STATED TASK = Lay out the stretch from the start of the rows through the line containing "The top portion 66 is at (158, 672)." as a two-column CSV headed text and answer. Give one CSV line per row, with each field quoted and line breaks replaced by spaces.

THE INPUT =
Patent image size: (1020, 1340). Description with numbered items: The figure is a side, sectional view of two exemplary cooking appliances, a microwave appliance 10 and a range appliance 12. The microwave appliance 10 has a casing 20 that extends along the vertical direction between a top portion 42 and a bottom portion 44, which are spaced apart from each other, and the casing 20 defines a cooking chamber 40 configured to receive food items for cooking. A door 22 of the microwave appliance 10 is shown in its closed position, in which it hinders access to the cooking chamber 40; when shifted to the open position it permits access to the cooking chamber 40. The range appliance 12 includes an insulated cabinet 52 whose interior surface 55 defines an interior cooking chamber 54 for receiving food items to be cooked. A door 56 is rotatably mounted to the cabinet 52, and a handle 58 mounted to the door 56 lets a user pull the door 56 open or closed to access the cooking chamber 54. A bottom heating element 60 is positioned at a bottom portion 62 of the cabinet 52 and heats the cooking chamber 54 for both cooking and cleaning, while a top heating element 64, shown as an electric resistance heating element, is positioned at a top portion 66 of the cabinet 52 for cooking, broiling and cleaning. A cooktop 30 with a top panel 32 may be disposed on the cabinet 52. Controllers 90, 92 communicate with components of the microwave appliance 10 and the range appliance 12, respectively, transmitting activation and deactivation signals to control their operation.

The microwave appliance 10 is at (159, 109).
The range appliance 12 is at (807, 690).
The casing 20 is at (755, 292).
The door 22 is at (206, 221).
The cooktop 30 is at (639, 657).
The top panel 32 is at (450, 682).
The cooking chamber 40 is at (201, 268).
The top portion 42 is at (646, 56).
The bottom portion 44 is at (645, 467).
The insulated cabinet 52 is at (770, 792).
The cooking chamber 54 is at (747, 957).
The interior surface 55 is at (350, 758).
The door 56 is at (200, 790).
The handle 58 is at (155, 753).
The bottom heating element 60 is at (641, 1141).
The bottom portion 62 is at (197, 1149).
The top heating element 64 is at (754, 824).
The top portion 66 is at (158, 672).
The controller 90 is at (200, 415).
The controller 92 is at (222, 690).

REPLY TO THE TASK =
text,answer
"Patent image size: (1020, 1340). Description with numbered items: The figure is a side, sectional view of two exemplary cooking appliances, a microwave appliance 10 and a range appliance 12. The microwave appliance 10 has a casing 20 that extends along the vertical direction between a top portion 42 and a bottom portion 44, which are spaced apart from each other, and the casing 20 defines a cooking chamber 40 configured to receive food items for cooking. A door 22 of the microwave appliance 10 is shown in its closed position, in which it hinders access to the cooking chamber 40; when shifted to the open position it permits access to the cooking chamber 40. The range appliance 12 includes an insulated cabinet 52 whose interior surface 55 defines an interior cooking chamber 54 for receiving food items to be cooked. A door 56 is rotatably mounted to the cabinet 52, and a handle 58 mounted to the door 56 lets a user pull the door 56 open or closed to access the cooking chamber 54. A bottom heating element 60 is positioned at a bottom portion 62 of the cabinet 52 and heats the cooking chamber 54 for both cooking and cleaning, while a top heating element 64, shown as an electric resistance heating element, is positioned at a top portion 66 of the cabinet 52 for cooking, broiling and cleaning. A cooktop 30 with a top panel 32 may be disposed on the cabinet 52. Controllers 90, 92 communicate with components of the microwave appliance 10 and the range appliance 12, respectively, transmitting activation and deactivation signals to control their operation.","The microwave appliance 10 is at (159, 109). The range appliance 12 is at (807, 690). The casing 20 is at (755, 292). The door 22 is at (206, 221). The cooktop 30 is at (639, 657). The top panel 32 is at (450, 682). The cooking chamber 40 is at (201, 268). The top portion 42 is at (646, 56). The bottom portion 44 is at (645, 467). The insulated cabinet 52 is at (770, 792). The cooking chamber 54 is at (747, 957). The interior surface 55 is at (350, 758). The door 56 is at (200, 790). The handle 58 is at (155, 753). The bottom heating element 60 is at (641, 1141). The bottom portion 62 is at (197, 1149). The top heating element 64 is at (754, 824). The top portion 66 is at (158, 672)."